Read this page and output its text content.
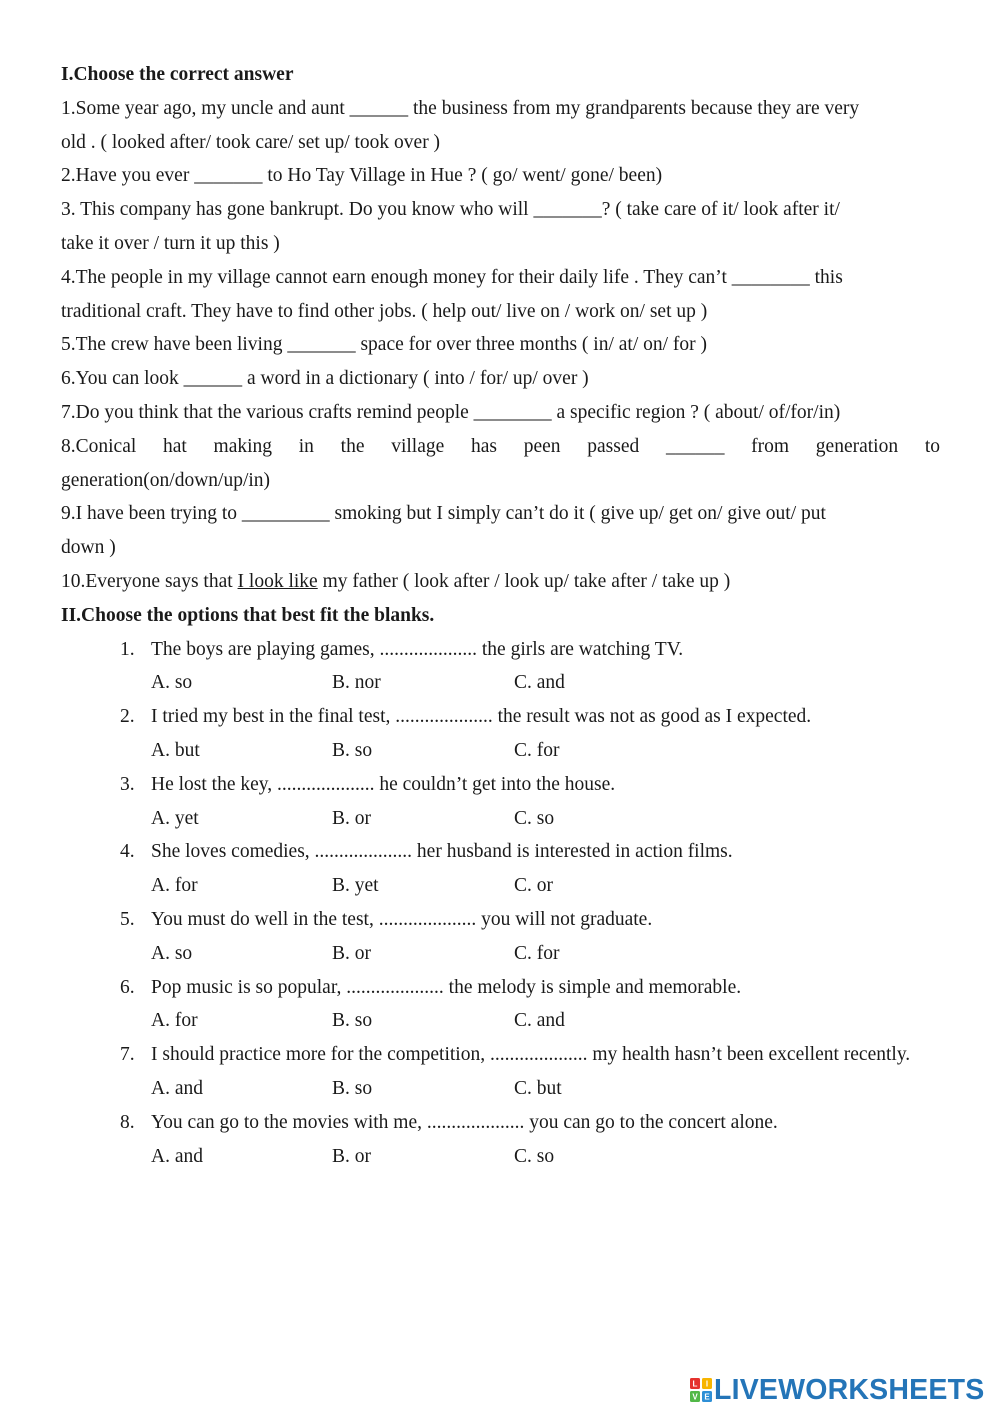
I.Choose the correct answer

1.Some year ago, my uncle and aunt ______ the business from my grandparents because they are very

old . ( looked after/ took care/ set up/ took over )

2.Have you ever _______ to Ho Tay Village in Hue ? ( go/ went/ gone/ been)

3. This company has gone bankrupt. Do you know who will _______? ( take care of it/ look after it/

take it over / turn it up this )

4.The people in my village cannot earn enough money for their daily life . They can’t ________ this

traditional craft. They have to find other jobs. ( help out/ live on / work on/ set up )

5.The crew have been living _______ space for over three months ( in/ at/ on/ for )

6.You can look ______ a word in a dictionary ( into / for/ up/ over )

7.Do you think that the various crafts remind people ________ a specific region ? ( about/ of/for/in)

8.Conical hat making in the village has peen passed ______ from generation to

generation(on/down/up/in)

9.I have been trying to _________ smoking but I simply can’t do it ( give up/ get on/ give out/ put

down )

10.Everyone says that I look like my father ( look after / look up/ take after / take up )

II.Choose the options that best fit the blanks.

1. The boys are playing games, .................... the girls are watching TV.
A. so	B. nor	C. and
2. I tried my best in the final test, .................... the result was not as good as I expected.
A. but	B. so	C. for
3. He lost the key, .................... he couldn’t get into the house.
A. yet	B. or	C. so
4. She loves comedies, .................... her husband is interested in action films.
A. for	B. yet	C. or
5. You must do well in the test, .................... you will not graduate.
A. so	B. or	C. for
6. Pop music is so popular, .................... the melody is simple and memorable.
A. for	B. so	C. and
7. I should practice more for the competition, .................... my health hasn’t been excellent recently.
A. and	B. so	C. but
8. You can go to the movies with me, .................... you can go to the concert alone.
A. and	B. or	C. so
L I
V E LIVEWORKSHEETS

-- -- --

What you are asked to do: Pick out the lines containing the word "that" and show them.

Output for this exercise:
7.Do you think that the various crafts remind people ________ a specific region ? ( about/ of/for/in)
10.Everyone says that I look like my father ( look after / look up/ take after / take up )
II.Choose the options that best fit the blanks.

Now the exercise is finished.